**GOAL OF THE EXERCISE**
Say only how many lines contain the word "morza".

**RECORDS SHOWN**
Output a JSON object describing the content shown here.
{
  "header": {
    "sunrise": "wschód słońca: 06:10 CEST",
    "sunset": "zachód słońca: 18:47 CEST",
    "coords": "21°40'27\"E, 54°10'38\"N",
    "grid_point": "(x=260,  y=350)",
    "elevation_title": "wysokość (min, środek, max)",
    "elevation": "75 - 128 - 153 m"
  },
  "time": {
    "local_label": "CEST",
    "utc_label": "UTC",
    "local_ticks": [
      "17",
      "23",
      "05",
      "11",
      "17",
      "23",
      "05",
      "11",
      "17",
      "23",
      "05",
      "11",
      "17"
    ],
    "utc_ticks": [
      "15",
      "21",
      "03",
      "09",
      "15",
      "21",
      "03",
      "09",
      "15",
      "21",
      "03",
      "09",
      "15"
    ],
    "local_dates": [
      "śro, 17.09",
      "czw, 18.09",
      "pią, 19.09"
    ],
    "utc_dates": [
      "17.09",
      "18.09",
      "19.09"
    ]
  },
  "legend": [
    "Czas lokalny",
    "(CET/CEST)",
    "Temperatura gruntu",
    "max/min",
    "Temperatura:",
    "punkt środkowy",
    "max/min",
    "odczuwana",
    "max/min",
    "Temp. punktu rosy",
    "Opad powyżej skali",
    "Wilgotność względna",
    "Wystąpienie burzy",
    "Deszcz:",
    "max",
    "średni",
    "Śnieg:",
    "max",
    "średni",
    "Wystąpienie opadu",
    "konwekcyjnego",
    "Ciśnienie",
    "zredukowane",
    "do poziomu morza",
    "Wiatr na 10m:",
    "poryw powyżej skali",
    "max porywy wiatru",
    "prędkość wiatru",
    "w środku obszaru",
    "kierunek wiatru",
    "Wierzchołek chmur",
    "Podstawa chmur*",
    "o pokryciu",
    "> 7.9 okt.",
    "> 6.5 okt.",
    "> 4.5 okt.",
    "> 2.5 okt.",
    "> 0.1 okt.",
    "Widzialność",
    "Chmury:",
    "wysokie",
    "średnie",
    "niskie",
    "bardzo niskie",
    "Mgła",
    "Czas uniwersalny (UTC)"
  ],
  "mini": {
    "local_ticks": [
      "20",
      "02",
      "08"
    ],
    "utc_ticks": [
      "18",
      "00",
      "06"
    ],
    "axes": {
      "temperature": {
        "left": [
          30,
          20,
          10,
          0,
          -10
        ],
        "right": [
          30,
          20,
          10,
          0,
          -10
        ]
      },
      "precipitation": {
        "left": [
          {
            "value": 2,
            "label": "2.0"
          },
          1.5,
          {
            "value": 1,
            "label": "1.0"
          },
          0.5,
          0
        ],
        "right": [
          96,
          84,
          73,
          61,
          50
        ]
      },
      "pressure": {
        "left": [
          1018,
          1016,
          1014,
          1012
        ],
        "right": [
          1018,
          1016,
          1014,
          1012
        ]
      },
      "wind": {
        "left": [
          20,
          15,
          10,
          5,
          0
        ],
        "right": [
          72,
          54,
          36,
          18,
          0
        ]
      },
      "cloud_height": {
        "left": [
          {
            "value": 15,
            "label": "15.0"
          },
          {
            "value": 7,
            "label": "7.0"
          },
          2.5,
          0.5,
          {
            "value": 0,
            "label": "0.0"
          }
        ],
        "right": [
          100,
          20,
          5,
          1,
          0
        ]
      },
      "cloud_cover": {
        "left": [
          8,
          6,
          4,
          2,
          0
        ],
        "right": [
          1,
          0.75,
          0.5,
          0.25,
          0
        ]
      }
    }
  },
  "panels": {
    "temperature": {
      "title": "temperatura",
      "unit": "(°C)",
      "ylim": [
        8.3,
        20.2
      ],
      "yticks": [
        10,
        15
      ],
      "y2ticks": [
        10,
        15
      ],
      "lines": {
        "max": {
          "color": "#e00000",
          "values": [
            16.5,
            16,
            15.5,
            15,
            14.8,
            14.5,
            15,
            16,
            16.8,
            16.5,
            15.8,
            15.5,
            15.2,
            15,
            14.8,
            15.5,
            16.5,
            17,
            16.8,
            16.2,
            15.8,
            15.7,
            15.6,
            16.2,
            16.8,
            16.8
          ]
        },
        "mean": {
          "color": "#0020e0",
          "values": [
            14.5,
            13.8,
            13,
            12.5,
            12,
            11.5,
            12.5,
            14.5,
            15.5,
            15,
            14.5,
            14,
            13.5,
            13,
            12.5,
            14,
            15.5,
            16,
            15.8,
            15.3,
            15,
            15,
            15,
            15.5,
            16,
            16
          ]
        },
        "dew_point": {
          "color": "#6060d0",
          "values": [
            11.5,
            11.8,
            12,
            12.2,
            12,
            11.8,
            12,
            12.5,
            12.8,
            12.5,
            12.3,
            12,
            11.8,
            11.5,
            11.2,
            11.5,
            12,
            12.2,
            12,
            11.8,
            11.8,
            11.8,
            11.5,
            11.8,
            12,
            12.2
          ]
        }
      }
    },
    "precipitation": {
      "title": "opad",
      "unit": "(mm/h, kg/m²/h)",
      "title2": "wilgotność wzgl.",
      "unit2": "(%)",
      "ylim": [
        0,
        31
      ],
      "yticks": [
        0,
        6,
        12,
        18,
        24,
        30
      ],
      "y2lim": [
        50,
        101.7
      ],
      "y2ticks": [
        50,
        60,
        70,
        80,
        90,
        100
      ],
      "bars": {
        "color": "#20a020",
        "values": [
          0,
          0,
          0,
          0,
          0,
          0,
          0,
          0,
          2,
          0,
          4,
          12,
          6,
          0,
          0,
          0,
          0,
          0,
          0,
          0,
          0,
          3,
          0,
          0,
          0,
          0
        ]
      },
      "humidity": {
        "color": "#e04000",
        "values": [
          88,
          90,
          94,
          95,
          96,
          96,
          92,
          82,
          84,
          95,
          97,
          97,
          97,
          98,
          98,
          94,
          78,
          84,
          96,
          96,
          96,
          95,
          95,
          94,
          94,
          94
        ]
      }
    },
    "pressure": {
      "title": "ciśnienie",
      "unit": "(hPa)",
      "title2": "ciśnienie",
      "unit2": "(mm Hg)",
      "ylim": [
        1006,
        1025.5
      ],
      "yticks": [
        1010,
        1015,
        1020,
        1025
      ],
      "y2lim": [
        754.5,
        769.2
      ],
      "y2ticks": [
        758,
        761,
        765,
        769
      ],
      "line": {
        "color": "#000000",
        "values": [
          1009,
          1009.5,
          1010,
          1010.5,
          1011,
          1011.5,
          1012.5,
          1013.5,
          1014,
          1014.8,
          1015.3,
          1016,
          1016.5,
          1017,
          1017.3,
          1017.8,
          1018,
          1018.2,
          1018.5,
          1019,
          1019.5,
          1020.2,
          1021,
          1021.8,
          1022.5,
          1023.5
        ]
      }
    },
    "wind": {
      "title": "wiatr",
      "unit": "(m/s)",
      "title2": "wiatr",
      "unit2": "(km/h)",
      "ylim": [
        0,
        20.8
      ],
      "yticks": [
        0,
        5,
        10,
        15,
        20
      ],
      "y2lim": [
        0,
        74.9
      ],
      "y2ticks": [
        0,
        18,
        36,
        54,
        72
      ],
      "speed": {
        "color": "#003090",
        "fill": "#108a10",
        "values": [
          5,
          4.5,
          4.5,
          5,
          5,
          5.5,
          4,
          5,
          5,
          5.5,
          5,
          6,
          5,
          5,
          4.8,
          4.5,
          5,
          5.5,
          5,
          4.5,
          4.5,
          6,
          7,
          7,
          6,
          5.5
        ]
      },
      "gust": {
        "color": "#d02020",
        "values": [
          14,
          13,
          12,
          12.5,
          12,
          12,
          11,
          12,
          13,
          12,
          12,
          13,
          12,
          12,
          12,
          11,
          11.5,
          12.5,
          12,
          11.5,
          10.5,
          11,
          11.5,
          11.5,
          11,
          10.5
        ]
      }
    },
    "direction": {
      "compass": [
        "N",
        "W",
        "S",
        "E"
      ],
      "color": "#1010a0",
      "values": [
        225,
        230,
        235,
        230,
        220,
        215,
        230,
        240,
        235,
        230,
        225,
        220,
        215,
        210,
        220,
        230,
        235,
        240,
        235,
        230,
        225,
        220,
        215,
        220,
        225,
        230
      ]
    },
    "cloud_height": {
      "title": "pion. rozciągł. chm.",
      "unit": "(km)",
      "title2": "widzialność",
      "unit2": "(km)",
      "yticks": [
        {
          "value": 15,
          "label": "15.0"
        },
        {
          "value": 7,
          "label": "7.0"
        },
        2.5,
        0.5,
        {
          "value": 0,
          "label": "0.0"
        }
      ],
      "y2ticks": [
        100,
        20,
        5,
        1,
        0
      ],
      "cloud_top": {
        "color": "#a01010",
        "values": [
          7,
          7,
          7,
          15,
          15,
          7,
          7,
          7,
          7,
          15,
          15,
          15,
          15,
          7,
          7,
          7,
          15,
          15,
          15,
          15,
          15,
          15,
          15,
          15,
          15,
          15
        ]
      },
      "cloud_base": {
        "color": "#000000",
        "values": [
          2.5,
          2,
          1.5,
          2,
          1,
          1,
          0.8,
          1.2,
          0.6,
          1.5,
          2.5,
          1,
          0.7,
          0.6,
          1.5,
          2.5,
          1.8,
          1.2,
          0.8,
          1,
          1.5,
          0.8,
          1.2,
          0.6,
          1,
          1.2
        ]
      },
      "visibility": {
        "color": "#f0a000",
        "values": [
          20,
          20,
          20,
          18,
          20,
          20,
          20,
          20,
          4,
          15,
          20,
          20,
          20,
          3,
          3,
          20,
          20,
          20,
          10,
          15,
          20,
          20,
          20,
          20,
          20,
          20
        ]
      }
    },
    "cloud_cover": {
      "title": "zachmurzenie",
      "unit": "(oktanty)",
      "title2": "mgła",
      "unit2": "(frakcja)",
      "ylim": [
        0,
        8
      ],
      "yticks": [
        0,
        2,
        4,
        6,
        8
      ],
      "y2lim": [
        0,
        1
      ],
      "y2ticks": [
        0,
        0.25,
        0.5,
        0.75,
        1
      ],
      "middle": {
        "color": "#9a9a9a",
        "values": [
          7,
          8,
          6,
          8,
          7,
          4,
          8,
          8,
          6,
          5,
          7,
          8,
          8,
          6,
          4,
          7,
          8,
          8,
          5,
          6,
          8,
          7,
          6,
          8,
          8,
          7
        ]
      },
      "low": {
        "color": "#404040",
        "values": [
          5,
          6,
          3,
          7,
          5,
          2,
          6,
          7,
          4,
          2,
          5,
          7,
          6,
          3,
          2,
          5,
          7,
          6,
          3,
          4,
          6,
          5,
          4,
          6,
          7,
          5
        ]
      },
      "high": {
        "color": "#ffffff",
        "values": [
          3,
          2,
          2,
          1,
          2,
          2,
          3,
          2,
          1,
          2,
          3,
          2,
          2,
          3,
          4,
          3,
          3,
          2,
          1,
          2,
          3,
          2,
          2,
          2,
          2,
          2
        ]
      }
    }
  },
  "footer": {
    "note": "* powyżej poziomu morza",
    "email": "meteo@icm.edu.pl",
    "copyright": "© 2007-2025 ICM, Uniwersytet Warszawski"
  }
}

**FULL SOLUTION**
2